## [Job]
Reproduce the listing below exactly. Pictures do not belong in the copy.

[Collection entries]
◆ ◆ ◆ ◆
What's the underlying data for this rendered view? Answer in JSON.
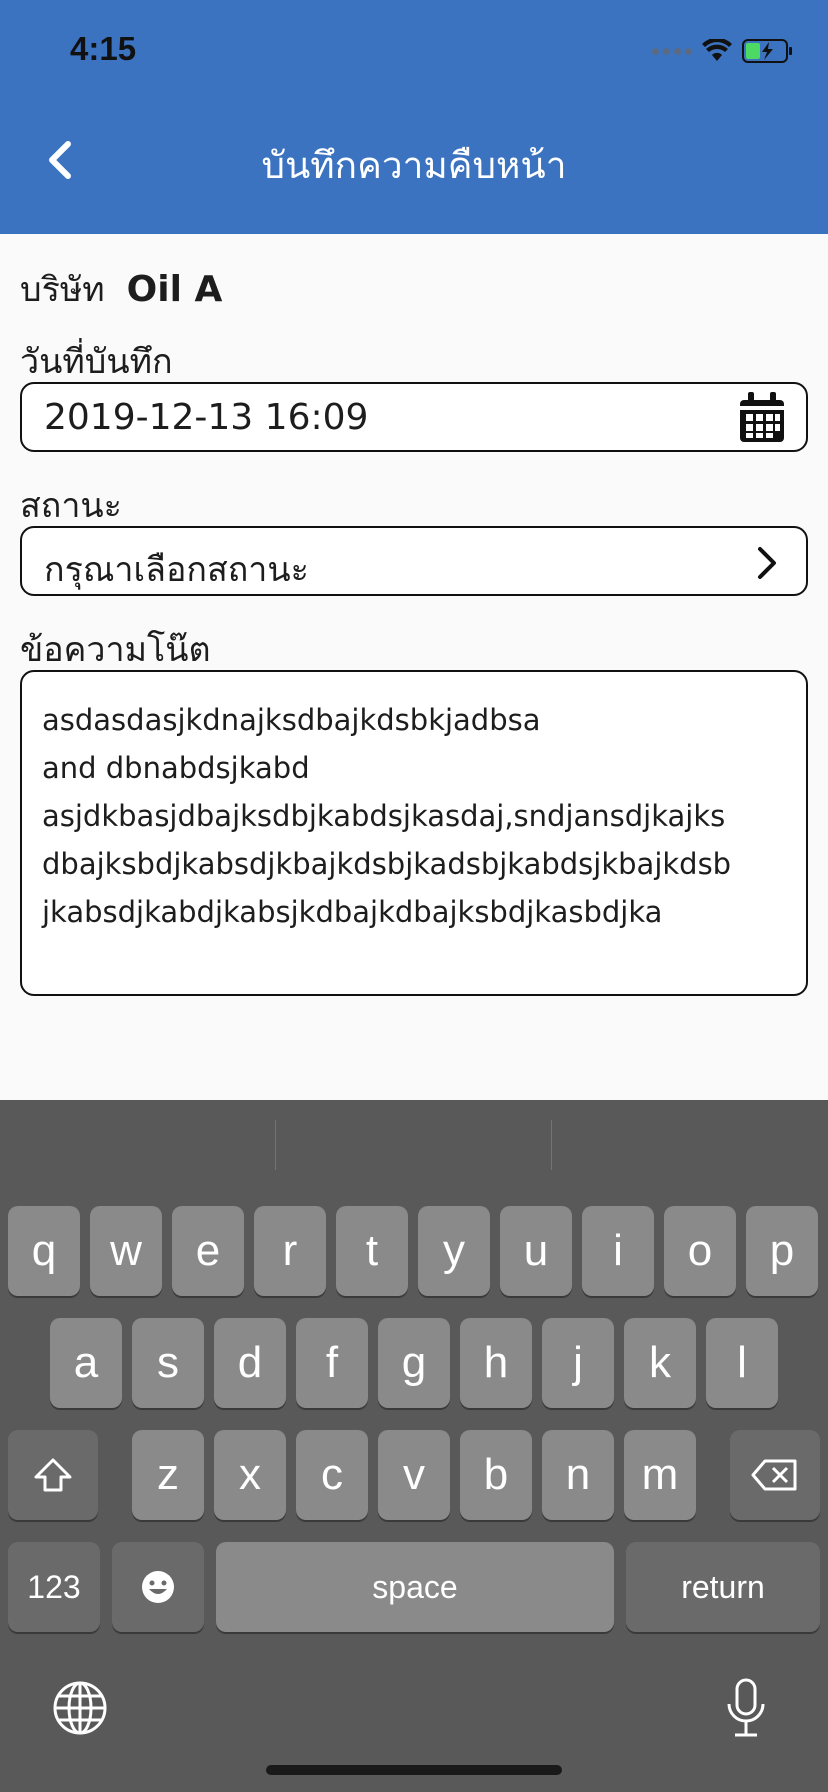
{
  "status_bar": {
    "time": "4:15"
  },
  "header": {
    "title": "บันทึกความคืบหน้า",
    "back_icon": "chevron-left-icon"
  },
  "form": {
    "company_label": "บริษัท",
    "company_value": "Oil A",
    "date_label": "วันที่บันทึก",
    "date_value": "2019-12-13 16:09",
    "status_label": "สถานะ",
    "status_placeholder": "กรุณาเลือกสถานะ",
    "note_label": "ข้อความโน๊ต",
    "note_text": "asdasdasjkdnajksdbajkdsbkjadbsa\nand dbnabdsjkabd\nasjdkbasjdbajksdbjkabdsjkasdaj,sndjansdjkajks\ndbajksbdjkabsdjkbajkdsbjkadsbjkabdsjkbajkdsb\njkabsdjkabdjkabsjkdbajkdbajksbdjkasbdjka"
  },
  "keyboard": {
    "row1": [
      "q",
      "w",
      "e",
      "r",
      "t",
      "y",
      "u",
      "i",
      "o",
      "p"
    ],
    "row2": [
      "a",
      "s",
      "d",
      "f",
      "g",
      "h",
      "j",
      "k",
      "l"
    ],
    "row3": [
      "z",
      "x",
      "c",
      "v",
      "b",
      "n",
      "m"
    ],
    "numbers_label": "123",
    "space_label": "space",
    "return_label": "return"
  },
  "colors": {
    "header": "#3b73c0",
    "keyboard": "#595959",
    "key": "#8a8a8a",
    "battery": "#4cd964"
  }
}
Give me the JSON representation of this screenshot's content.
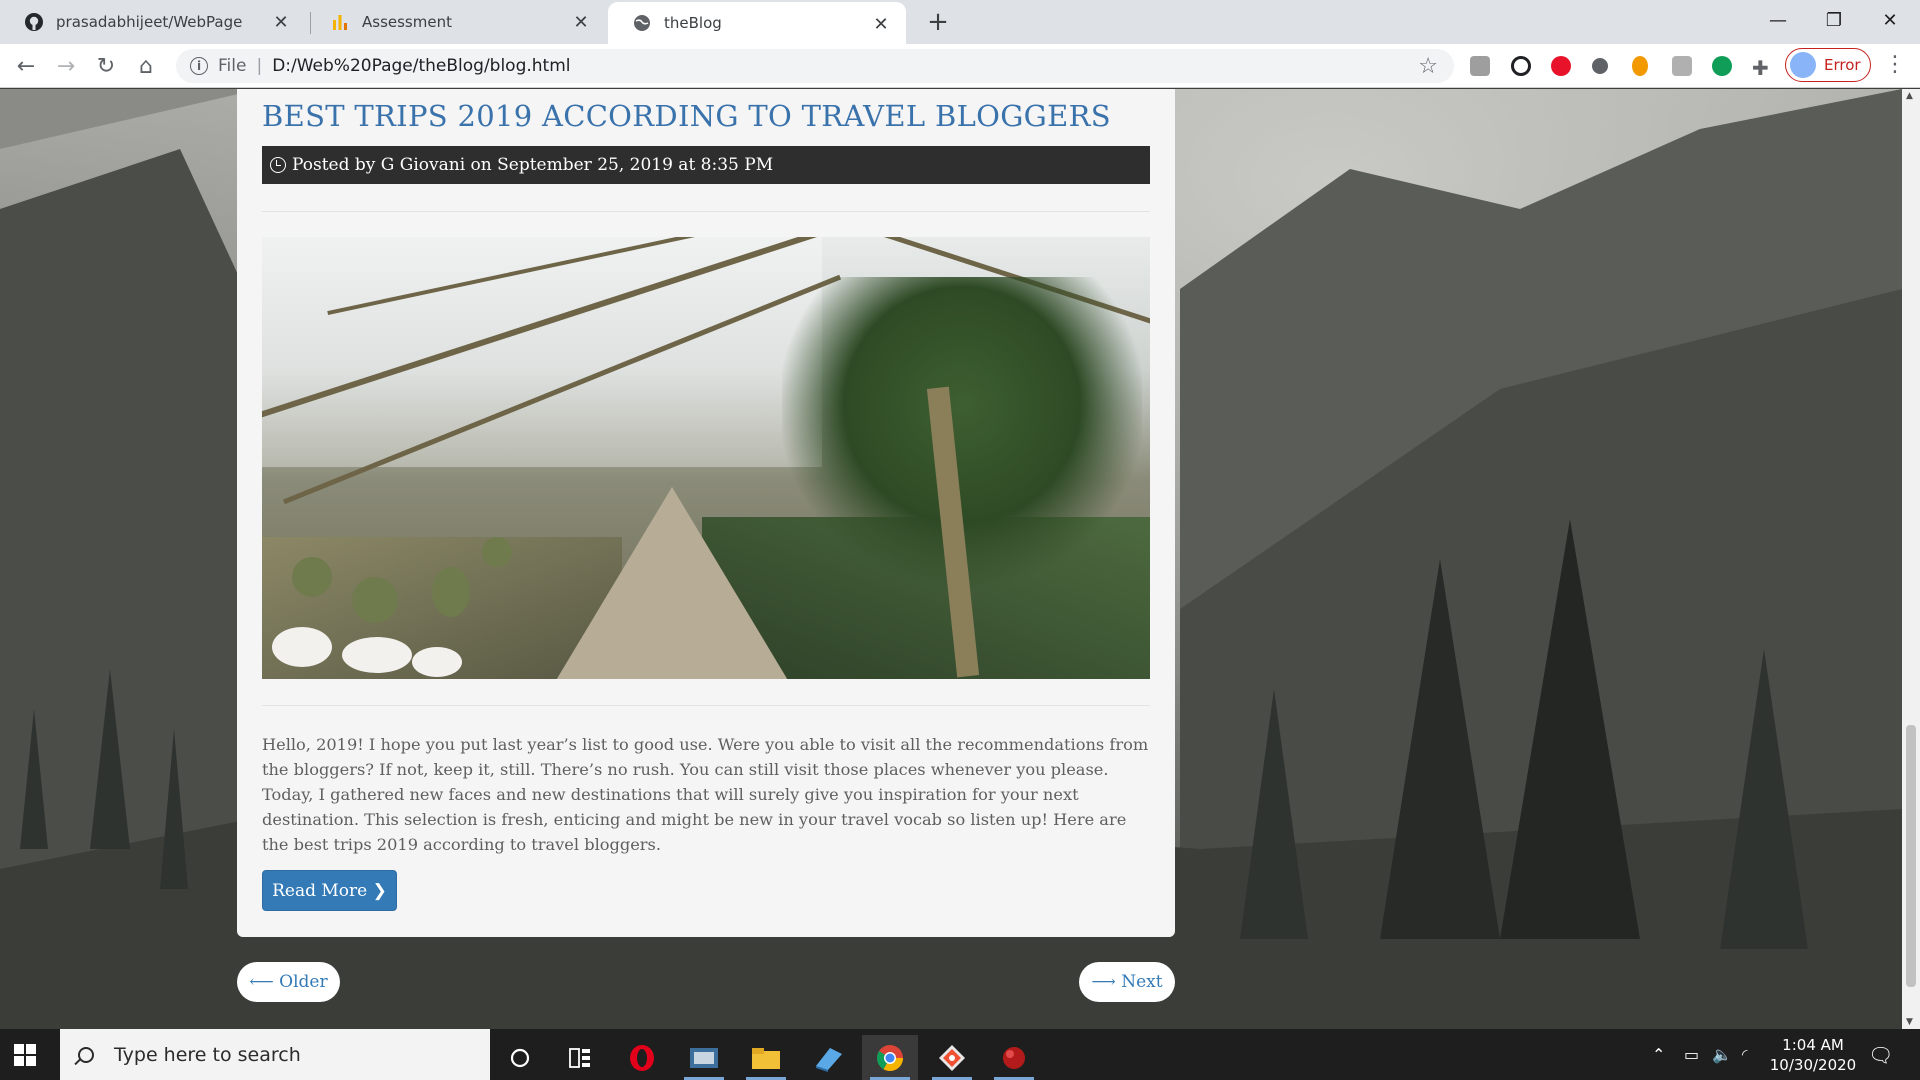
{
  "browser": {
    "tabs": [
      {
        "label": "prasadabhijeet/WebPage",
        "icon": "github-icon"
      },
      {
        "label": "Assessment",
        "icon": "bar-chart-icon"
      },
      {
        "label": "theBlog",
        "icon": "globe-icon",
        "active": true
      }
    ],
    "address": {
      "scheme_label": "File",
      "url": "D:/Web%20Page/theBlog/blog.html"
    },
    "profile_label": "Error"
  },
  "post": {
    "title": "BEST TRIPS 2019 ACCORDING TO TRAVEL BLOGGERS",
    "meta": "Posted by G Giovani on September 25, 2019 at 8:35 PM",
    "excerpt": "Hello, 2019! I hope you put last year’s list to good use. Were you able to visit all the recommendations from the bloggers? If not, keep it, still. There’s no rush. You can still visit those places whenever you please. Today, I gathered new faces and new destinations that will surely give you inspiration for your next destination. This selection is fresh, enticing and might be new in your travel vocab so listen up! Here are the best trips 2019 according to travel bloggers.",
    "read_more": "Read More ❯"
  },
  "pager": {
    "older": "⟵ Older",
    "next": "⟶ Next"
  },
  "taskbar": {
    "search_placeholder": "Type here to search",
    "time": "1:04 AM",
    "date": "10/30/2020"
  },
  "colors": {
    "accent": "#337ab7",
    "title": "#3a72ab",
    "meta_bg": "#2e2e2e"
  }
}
◆ ◆ ◆ ◆
## [Right answer]
What's the underlying data for this rendered view? Answer in JSON.
{
  "status_bar": {
    "time": "4:15"
  },
  "header": {
    "title": "บันทึกความคืบหน้า",
    "back_icon": "chevron-left-icon"
  },
  "form": {
    "company_label": "บริษัท",
    "company_value": "Oil A",
    "date_label": "วันที่บันทึก",
    "date_value": "2019-12-13 16:09",
    "status_label": "สถานะ",
    "status_placeholder": "กรุณาเลือกสถานะ",
    "note_label": "ข้อความโน๊ต",
    "note_text": "asdasdasjkdnajksdbajkdsbkjadbsa\nand dbnabdsjkabd\nasjdkbasjdbajksdbjkabdsjkasdaj,sndjansdjkajks\ndbajksbdjkabsdjkbajkdsbjkadsbjkabdsjkbajkdsb\njkabsdjkabdjkabsjkdbajkdbajksbdjkasbdjka"
  },
  "keyboard": {
    "row1": [
      "q",
      "w",
      "e",
      "r",
      "t",
      "y",
      "u",
      "i",
      "o",
      "p"
    ],
    "row2": [
      "a",
      "s",
      "d",
      "f",
      "g",
      "h",
      "j",
      "k",
      "l"
    ],
    "row3": [
      "z",
      "x",
      "c",
      "v",
      "b",
      "n",
      "m"
    ],
    "numbers_label": "123",
    "space_label": "space",
    "return_label": "return"
  },
  "colors": {
    "header": "#3b73c0",
    "keyboard": "#595959",
    "key": "#8a8a8a",
    "battery": "#4cd964"
  }
}
Give me the JSON representation of this screenshot's content.
{
  "browser": {
    "tabs": [
      {
        "label": "prasadabhijeet/WebPage",
        "icon": "github-icon"
      },
      {
        "label": "Assessment",
        "icon": "bar-chart-icon"
      },
      {
        "label": "theBlog",
        "icon": "globe-icon",
        "active": true
      }
    ],
    "address": {
      "scheme_label": "File",
      "url": "D:/Web%20Page/theBlog/blog.html"
    },
    "profile_label": "Error"
  },
  "post": {
    "title": "BEST TRIPS 2019 ACCORDING TO TRAVEL BLOGGERS",
    "meta": "Posted by G Giovani on September 25, 2019 at 8:35 PM",
    "excerpt": "Hello, 2019! I hope you put last year’s list to good use. Were you able to visit all the recommendations from the bloggers? If not, keep it, still. There’s no rush. You can still visit those places whenever you please. Today, I gathered new faces and new destinations that will surely give you inspiration for your next destination. This selection is fresh, enticing and might be new in your travel vocab so listen up! Here are the best trips 2019 according to travel bloggers.",
    "read_more": "Read More ❯"
  },
  "pager": {
    "older": "⟵ Older",
    "next": "⟶ Next"
  },
  "taskbar": {
    "search_placeholder": "Type here to search",
    "time": "1:04 AM",
    "date": "10/30/2020"
  },
  "colors": {
    "accent": "#337ab7",
    "title": "#3a72ab",
    "meta_bg": "#2e2e2e"
  }
}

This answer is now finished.